◆ Problem details ◆
Scan the records for the string "Grafton"; copy each line where it occurs.

◆ Source records ◆
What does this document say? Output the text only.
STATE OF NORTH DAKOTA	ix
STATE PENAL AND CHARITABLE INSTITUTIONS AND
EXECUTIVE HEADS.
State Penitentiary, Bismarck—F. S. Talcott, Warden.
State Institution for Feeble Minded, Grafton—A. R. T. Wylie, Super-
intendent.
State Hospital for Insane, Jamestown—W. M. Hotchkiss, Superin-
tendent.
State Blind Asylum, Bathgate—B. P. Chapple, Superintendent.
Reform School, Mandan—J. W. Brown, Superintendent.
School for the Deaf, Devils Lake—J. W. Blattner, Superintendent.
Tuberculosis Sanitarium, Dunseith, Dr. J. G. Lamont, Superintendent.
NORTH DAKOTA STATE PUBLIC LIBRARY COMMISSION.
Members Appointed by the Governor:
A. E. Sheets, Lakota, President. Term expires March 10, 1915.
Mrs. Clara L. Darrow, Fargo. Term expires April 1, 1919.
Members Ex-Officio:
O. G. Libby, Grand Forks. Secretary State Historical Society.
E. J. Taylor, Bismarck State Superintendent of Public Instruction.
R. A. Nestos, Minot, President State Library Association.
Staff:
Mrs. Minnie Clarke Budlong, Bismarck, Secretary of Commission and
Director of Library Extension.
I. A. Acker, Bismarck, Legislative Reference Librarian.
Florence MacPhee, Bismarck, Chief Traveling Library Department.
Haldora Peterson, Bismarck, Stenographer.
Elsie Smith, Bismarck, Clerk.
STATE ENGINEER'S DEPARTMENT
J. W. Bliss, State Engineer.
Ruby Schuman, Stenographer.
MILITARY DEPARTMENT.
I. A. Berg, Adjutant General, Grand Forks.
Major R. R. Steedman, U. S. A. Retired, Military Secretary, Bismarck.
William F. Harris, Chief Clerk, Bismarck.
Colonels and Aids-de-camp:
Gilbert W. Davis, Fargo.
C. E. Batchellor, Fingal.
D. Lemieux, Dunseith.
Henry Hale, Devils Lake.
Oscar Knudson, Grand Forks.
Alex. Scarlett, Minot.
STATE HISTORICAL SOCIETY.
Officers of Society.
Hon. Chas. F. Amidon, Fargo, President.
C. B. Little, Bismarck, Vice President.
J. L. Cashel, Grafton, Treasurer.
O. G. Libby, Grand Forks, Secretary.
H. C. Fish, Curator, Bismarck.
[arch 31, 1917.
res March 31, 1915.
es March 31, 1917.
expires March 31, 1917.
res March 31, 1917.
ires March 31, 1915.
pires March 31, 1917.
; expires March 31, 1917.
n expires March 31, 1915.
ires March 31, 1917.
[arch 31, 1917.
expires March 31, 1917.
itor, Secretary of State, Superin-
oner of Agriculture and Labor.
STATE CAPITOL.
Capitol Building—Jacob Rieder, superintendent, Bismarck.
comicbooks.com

◆ Complete response ◆
State Institution for Feeble Minded, Grafton—A. R. T. Wylie, Super-
J. L. Cashel, Grafton, Treasurer.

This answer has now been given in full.